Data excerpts
--*--

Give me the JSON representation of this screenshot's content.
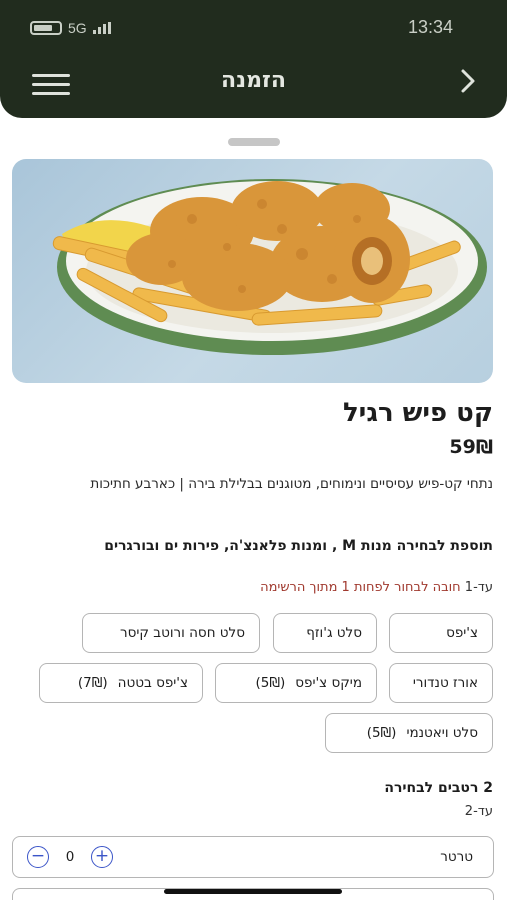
{
  "status": {
    "network": "5G",
    "time": "13:34"
  },
  "header": {
    "title": "הזמנה",
    "back_icon": "chevron-right-icon",
    "menu_icon": "hamburger-menu-icon"
  },
  "dish": {
    "name": "קט פיש רגיל",
    "price": "59₪",
    "description": "נתחי קט-פיש עסיסיים ונימוחים, מטוגנים בבלילת בירה | כארבע חתיכות"
  },
  "options": {
    "title": "תוספת לבחירה מנות M , ומנות פלאנצ'ה, פירות ים ובורגרים",
    "limit_label": "עד-1",
    "required_note": "חובה לבחור לפחות 1 מתוך הרשימה",
    "items": [
      {
        "label": "צ'יפס",
        "extra": ""
      },
      {
        "label": "סלט ג'וזף",
        "extra": ""
      },
      {
        "label": "סלט חסה ורוטב קיסר",
        "extra": ""
      },
      {
        "label": "אורז טנדורי",
        "extra": ""
      },
      {
        "label": "מיקס צ'יפס",
        "extra": "(5₪)"
      },
      {
        "label": "צ'יפס בטטה",
        "extra": "(7₪)"
      },
      {
        "label": "סלט ויאטנמי",
        "extra": "(5₪)"
      }
    ]
  },
  "sauces": {
    "title": "2 רטבים לבחירה",
    "limit_label": "עד-2",
    "items": [
      {
        "label": "טרטר",
        "count": "0"
      }
    ]
  },
  "colors": {
    "header_bg": "#212c1e",
    "stepper": "#3b55c8",
    "required": "#a0392e"
  }
}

--*--

* _Set exercise_
Each line above that holds the string "icon" should be copied and shown.

* _Solution to this exercise_
    "back_icon": "chevron-right-icon",
    "menu_icon": "hamburger-menu-icon"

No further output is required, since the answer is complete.